▶ Do this
Everything in the listing except the pictures should be written out exactly.

Recorded data:

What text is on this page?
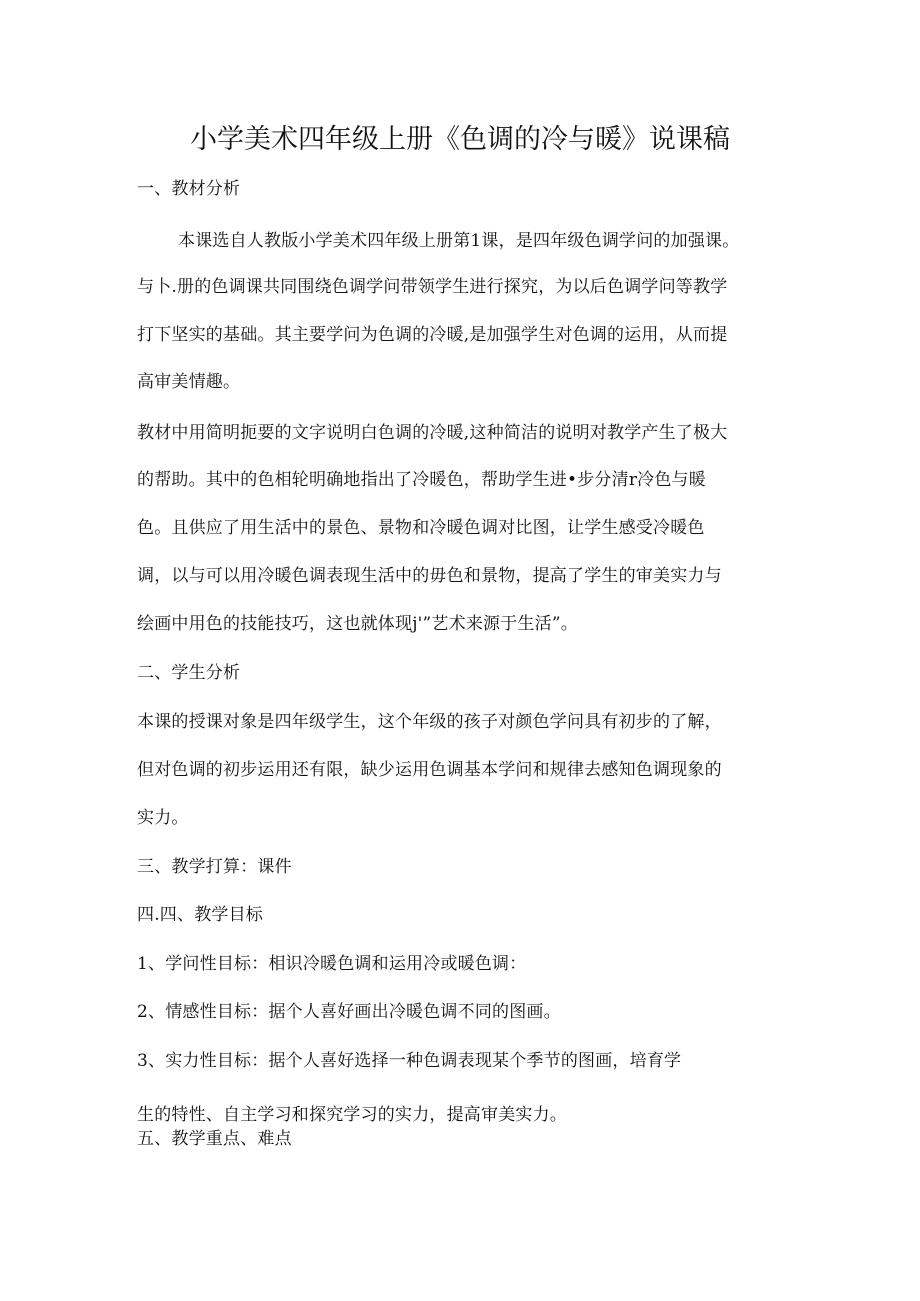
小学美术四年级上册《色调的冷与暖》说课稿
一、教材分析
本课选自人教版小学美术四年级上册第1课，是四年级色调学问的加强课。
与卜.册的色调课共同围绕色调学问带领学生进行探究，为以后色调学问等教学
打下坚实的基础。其主要学问为色调的冷暖,是加强学生对色调的运用，从而提
高审美情趣。
教材中用简明扼要的文字说明白色调的冷暖,这种简洁的说明对教学产生了极大
的帮助。其中的色相轮明确地指出了冷暖色，帮助学生进•步分清r冷色与暖
色。且供应了用生活中的景色、景物和冷暖色调对比图，让学生感受冷暖色
调，以与可以用冷暖色调表现生活中的毋色和景物，提高了学生的审美实力与
绘画中用色的技能技巧，这也就体现j'”艺术来源于生活”。
二、学生分析
本课的授课对象是四年级学生，这个年级的孩子对颜色学问具有初步的了解，
但对色调的初步运用还有限，缺少运用色调基本学问和规律去感知色调现象的
实力。
三、教学打算：课件
四.四、教学目标
1、学问性目标：相识冷暖色调和运用冷或暖色调：
2、情感性目标：据个人喜好画出冷暖色调不同的图画。
3、实力性目标：据个人喜好选择一种色调表现某个季节的图画，培育学
生的特性、自主学习和探究学习的实力，提高审美实力。
五、教学重点、难点
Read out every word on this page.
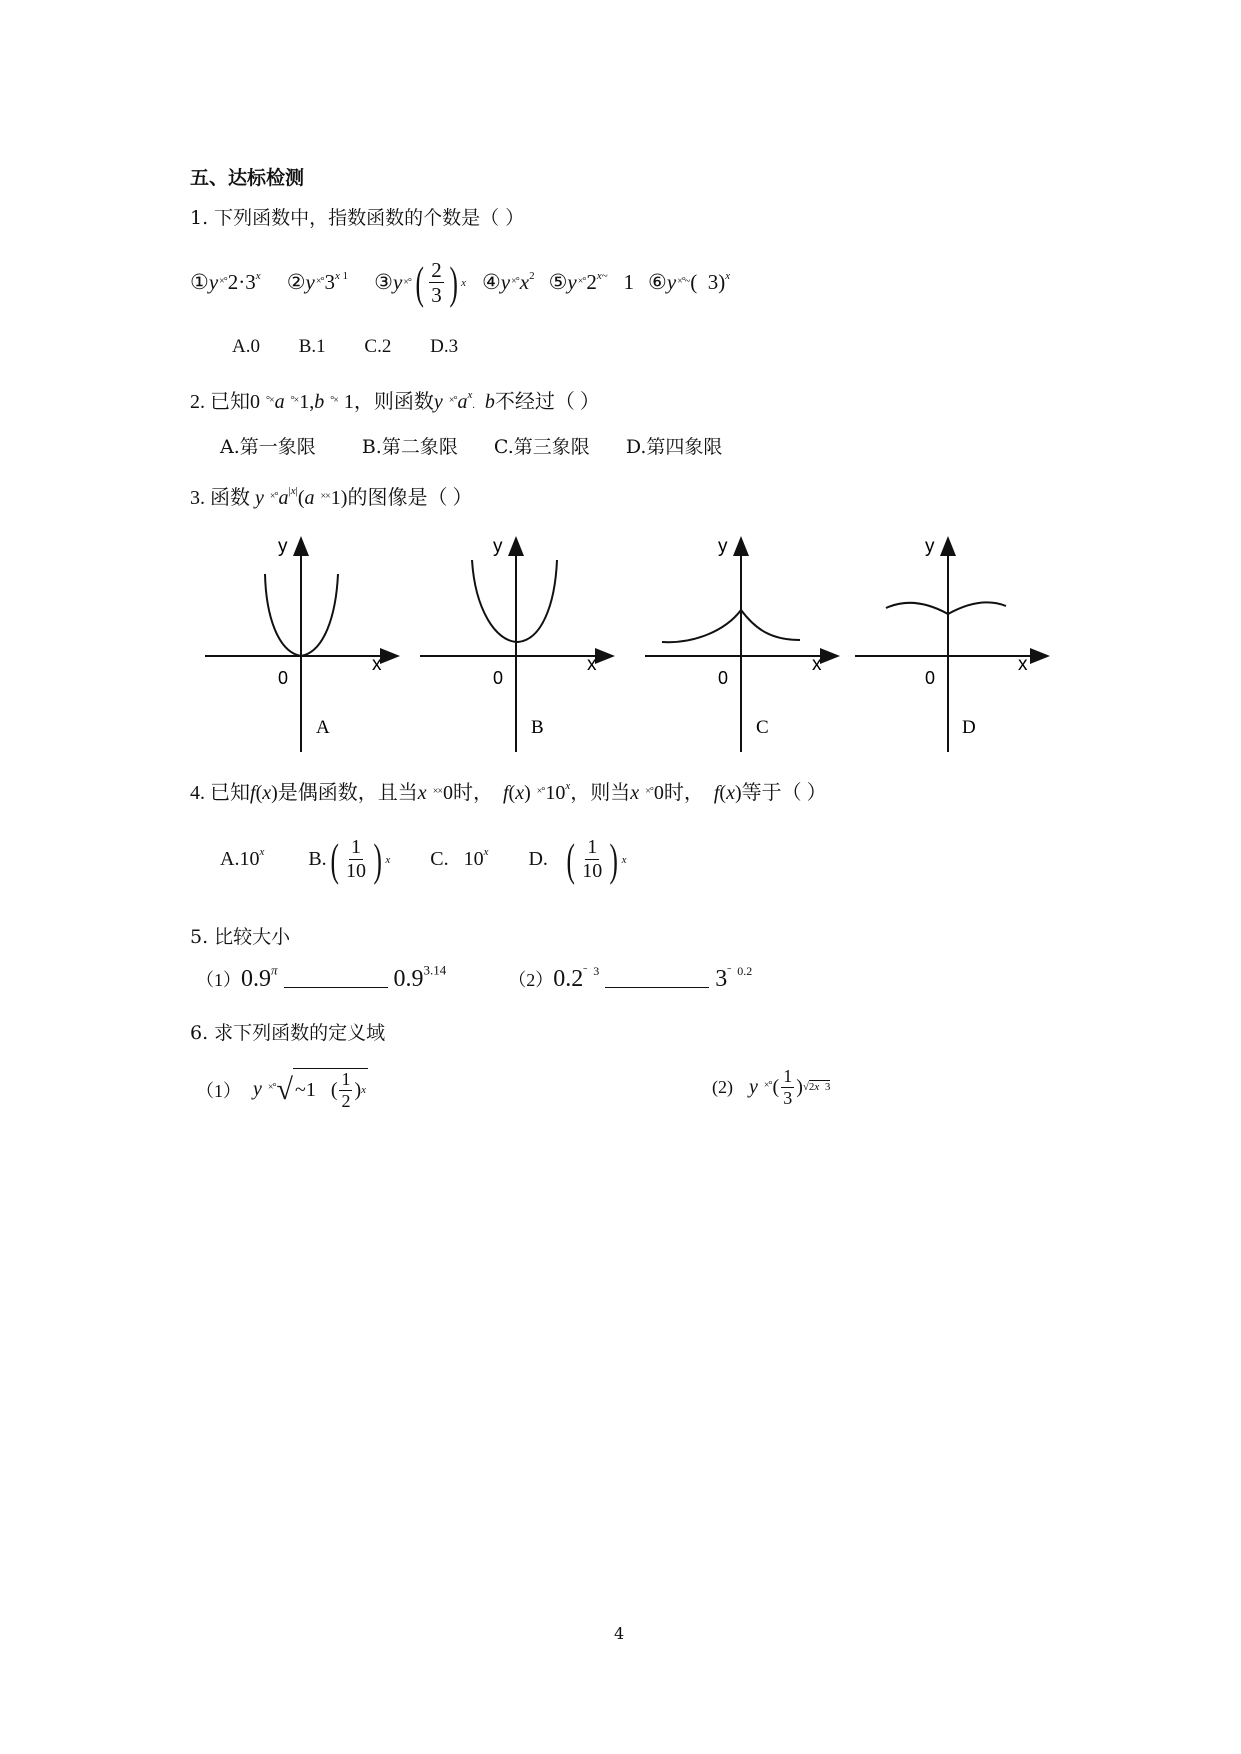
五、达标检测
1. 下列函数中，指数函数的个数是（ ）
$①y^{\times^\circ}2\cdot 3^x$ $②y^{\times^\circ}3^{x 1}$ ③ y ×° ( $\frac{2}{3}$ ) x $④y^{\times^\circ}x^2$ $⑤y^{\times^\circ}2^{x\sim}$   1 ⑥y×°~(  3)$^x$
A.0 B.1 C.2 D.3
2. 已知0 °×a °×1,b °× 1，则函数y $^{\times^\circ}a^x$. b不经过（ ）
A.第一象限 B.第二象限 C.第三象限 D.第四象限
3. 函数 y $^{\times^\circ}a^{|x|}(a$ ××1)的图像是（ ）
y
x
0
A
y
x
0
B
y
x
0
C
y
x
0
D
4. 已知f(x)是偶函数，且当x ××0时， f(x) ×°10$^x$，则当x ×°0时， f(x)等于（ ）
A.10$^x$ B. ( $\frac{1}{10}$ ) x C.   10$^x$ D.
( $\frac{1}{10}$ ) x
5. 比较大小
$(1)0.9^\pi$	$0.9^{3.14}$  $(2)0.2^{ˉ 3}$	$3^{ˉ 0.2}$
6. 求下列函数的定义域
（1） y ×° √ ~1   ( $\frac{1}{2}$ ) x	(2) y ×° ( $\frac{1}{3}$ ) √2x  3
4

▶ Finished task
What text is on this page?
小学美术四年级上册《色调的冷与暖》说课稿
一、教材分析
本课选自人教版小学美术四年级上册第1课，是四年级色调学问的加强课。
与卜.册的色调课共同围绕色调学问带领学生进行探究，为以后色调学问等教学
打下坚实的基础。其主要学问为色调的冷暖,是加强学生对色调的运用，从而提
高审美情趣。
教材中用简明扼要的文字说明白色调的冷暖,这种简洁的说明对教学产生了极大
的帮助。其中的色相轮明确地指出了冷暖色，帮助学生进•步分清r冷色与暖
色。且供应了用生活中的景色、景物和冷暖色调对比图，让学生感受冷暖色
调，以与可以用冷暖色调表现生活中的毋色和景物，提高了学生的审美实力与
绘画中用色的技能技巧，这也就体现j'”艺术来源于生活”。
二、学生分析
本课的授课对象是四年级学生，这个年级的孩子对颜色学问具有初步的了解，
但对色调的初步运用还有限，缺少运用色调基本学问和规律去感知色调现象的
实力。
三、教学打算：课件
四.四、教学目标
1、学问性目标：相识冷暖色调和运用冷或暖色调：
2、情感性目标：据个人喜好画出冷暖色调不同的图画。
3、实力性目标：据个人喜好选择一种色调表现某个季节的图画，培育学
生的特性、自主学习和探究学习的实力，提高审美实力。
五、教学重点、难点
Read out every word on this page.
五、达标检测
1. 下列函数中，指数函数的个数是（ ）
$①y^{\times^\circ}2\cdot 3^x$ $②y^{\times^\circ}3^{x 1}$ ③ y ×° ( $\frac{2}{3}$ ) x $④y^{\times^\circ}x^2$ $⑤y^{\times^\circ}2^{x\sim}$   1 ⑥y×°~(  3)$^x$
A.0 B.1 C.2 D.3
2. 已知0 °×a °×1,b °× 1，则函数y $^{\times^\circ}a^x$. b不经过（ ）
A.第一象限 B.第二象限 C.第三象限 D.第四象限
3. 函数 y $^{\times^\circ}a^{|x|}(a$ ××1)的图像是（ ）
y
x
0
A
y
x
0
B
y
x
0
C
y
x
0
D
4. 已知f(x)是偶函数，且当x ××0时， f(x) ×°10$^x$，则当x ×°0时， f(x)等于（ ）
A.10$^x$ B. ( $\frac{1}{10}$ ) x C.   10$^x$ D.
( $\frac{1}{10}$ ) x
5. 比较大小
$(1)0.9^\pi$	$0.9^{3.14}$  $(2)0.2^{ˉ 3}$	$3^{ˉ 0.2}$
6. 求下列函数的定义域
（1） y ×° √ ~1   ( $\frac{1}{2}$ ) x	(2) y ×° ( $\frac{1}{3}$ ) √2x  3
4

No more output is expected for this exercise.